Source material.
━━━━━━━━━━

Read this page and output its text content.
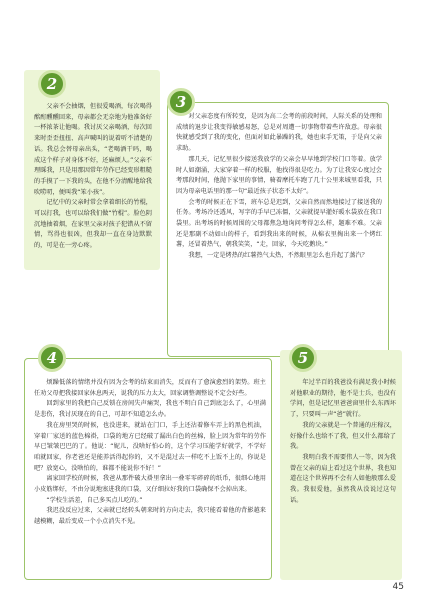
2

父亲不会抽烟，但很爱喝酒，每次喝得酩酊醺醺回来，母亲都会无奈地为他准备好一杯浓茶让他喝。我讨厌父亲喝酒，每次回来时歪歪扭扭、高声喊叫的说着听不清楚的话。我总会替母亲出头，“老喝酒干吗，喝成这个样子对身体不好，还麻烦人。”父亲不理睬我，只是用那因常年劳作已经变形粗糙的手摸了一下我的头，在他不分清醒地给我吹唠叨，便叫我“笨小孩”。

记忆中的父亲时常会拿着细长的竹棍，可以打我，也可以给我们做“竹棍”。脸色阴沉地抽着烟，在家里父亲对孩子犯错从不留情，骂得也很凶，但我却一直在身边默默的，可是在一旁心疼。

3

对父亲态度有所转变，是因为高二会考的前段时间，人际关系的处理和成绩的退步让我变得敏感易怒，总是对周遭一切事物带着些许敌意。母亲很快就感受到了我的变化，但面对如此暴躁的我，她也束手无策，于是向父亲求助。

那几天，记忆里很少接送我放学的父亲会早早地到学校门口等着。放学时人如潮涌，大家穿着一样的校服，他找得很是吃力。为了让我安心度过会考那段时间，他抛下家里的事情，骑着摩托车跑了几十公里来城里看我，只因为母亲电话里的那一句“最近孩子状态不太好”。

会考的时候正在下雪，班车总是迟到，父亲自然而然地接过了接送我的任务。考场冷还透风，写字的手早已冻僵，父亲就提早灌好暖水袋放在我口袋里。出考场的时候周围的父母都焦急地询问考得怎么样，题难不难。父亲还是那副不动如山的样子，看到我出来的时候，从棉衣里掏出来一个烤红薯，还冒着热气，朝我笑笑，“走，回家，今天吃鹅块。”

我想，一定是烤热的红薯热气太热，不然眼里怎么也升起了蒸汽？

4

烦躁低落的情绪并没有因为会考的结束而消失，反而有了愈演愈烈的架势。班主任劝父母把我接回家休息两天，说我的压力太大，回家调整调整说不定会好些。

回到家里的我把自己反锁在房间失声痛哭，我也不明白自己到底怎么了，心里满是悲伤，我讨厌现在的自己，可却不知道怎么办。

我在房里哭的时候，也没进来，就站在门口，手上还沾着修车弄上的黑色机油，穿着厂家送的蓝色棉褂，口袋的地方已经破了漏出白色的丝棉，脸上因为常年的劳作早已皱皱巴巴的了。他说：“妮儿，没啥好怕心的，这个学习压能学好就学，不学好咱就回家，你老爸还是能养活得起你的，又不是混过去一样吃不上饭不上的，你说是吧？放宽心，没啥怕的，谁都不能说你不好！”

离家回学校的时候，我爸从那件破大褂里拿出一叠零零碎碎的纸币，很细心地用小皮筋绑好，不由分说地塞进我的口袋，又仔细拉好我的口袋确保不会掉出来。

“学校生活差，自己多买点儿吃的。”

我迟没反应过来，父亲就已经转头朝来时的方向走去，我只能看着他的背影越来越模糊，最后变成一个小点消失不见。

5

年过半百的我爸没有满足我小时候对他职业的期待，他不是士兵，也没有学问，但是记忆里爸爸窗里什么东西坏了，只要叫一声“爸”就行。

我的父亲就是一个普通的庄稼汉，好像什么也给不了我，但又什么都给了我。

我明白我不需要伟人一等，因为我曾在父亲的肩上看过这个世界，我也知道在这个世界再不会有人如他般那么爱我。我很爱他，虽然我从没说过这句话。

45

━━━━━━━━━━

Direction. Copy out all the data exactly; skip the pictures.

Worked solution.
Read this page and output its text content.
2

父亲不会抽烟，但很爱喝酒，每次喝得酩酊醺醺回来，母亲都会无奈地为他准备好一杯浓茶让他喝。我讨厌父亲喝酒，每次回来时歪歪扭扭、高声喊叫的说着听不清楚的话。我总会替母亲出头，“老喝酒干吗，喝成这个样子对身体不好，还麻烦人。”父亲不理睬我，只是用那因常年劳作已经变形粗糙的手摸了一下我的头，在他不分清醒地给我吹唠叨，便叫我“笨小孩”。

记忆中的父亲时常会拿着细长的竹棍，可以打我，也可以给我们做“竹棍”。脸色阴沉地抽着烟，在家里父亲对孩子犯错从不留情，骂得也很凶，但我却一直在身边默默的，可是在一旁心疼。

3

对父亲态度有所转变，是因为高二会考的前段时间，人际关系的处理和成绩的退步让我变得敏感易怒，总是对周遭一切事物带着些许敌意。母亲很快就感受到了我的变化，但面对如此暴躁的我，她也束手无策，于是向父亲求助。

那几天，记忆里很少接送我放学的父亲会早早地到学校门口等着。放学时人如潮涌，大家穿着一样的校服，他找得很是吃力。为了让我安心度过会考那段时间，他抛下家里的事情，骑着摩托车跑了几十公里来城里看我，只因为母亲电话里的那一句“最近孩子状态不太好”。

会考的时候正在下雪，班车总是迟到，父亲自然而然地接过了接送我的任务。考场冷还透风，写字的手早已冻僵，父亲就提早灌好暖水袋放在我口袋里。出考场的时候周围的父母都焦急地询问考得怎么样，题难不难。父亲还是那副不动如山的样子，看到我出来的时候，从棉衣里掏出来一个烤红薯，还冒着热气，朝我笑笑，“走，回家，今天吃鹅块。”

我想，一定是烤热的红薯热气太热，不然眼里怎么也升起了蒸汽？

4

烦躁低落的情绪并没有因为会考的结束而消失，反而有了愈演愈烈的架势。班主任劝父母把我接回家休息两天，说我的压力太大，回家调整调整说不定会好些。

回到家里的我把自己反锁在房间失声痛哭，我也不明白自己到底怎么了，心里满是悲伤，我讨厌现在的自己，可却不知道怎么办。

我在房里哭的时候，也没进来，就站在门口，手上还沾着修车弄上的黑色机油，穿着厂家送的蓝色棉褂，口袋的地方已经破了漏出白色的丝棉，脸上因为常年的劳作早已皱皱巴巴的了。他说：“妮儿，没啥好怕心的，这个学习压能学好就学，不学好咱就回家，你老爸还是能养活得起你的，又不是混过去一样吃不上饭不上的，你说是吧？放宽心，没啥怕的，谁都不能说你不好！”

离家回学校的时候，我爸从那件破大褂里拿出一叠零零碎碎的纸币，很细心地用小皮筋绑好，不由分说地塞进我的口袋，又仔细拉好我的口袋确保不会掉出来。

“学校生活差，自己多买点儿吃的。”

我迟没反应过来，父亲就已经转头朝来时的方向走去，我只能看着他的背影越来越模糊，最后变成一个小点消失不见。

5

年过半百的我爸没有满足我小时候对他职业的期待，他不是士兵，也没有学问，但是记忆里爸爸窗里什么东西坏了，只要叫一声“爸”就行。

我的父亲就是一个普通的庄稼汉，好像什么也给不了我，但又什么都给了我。

我明白我不需要伟人一等，因为我曾在父亲的肩上看过这个世界，我也知道在这个世界再不会有人如他般那么爱我。我很爱他，虽然我从没说过这句话。

45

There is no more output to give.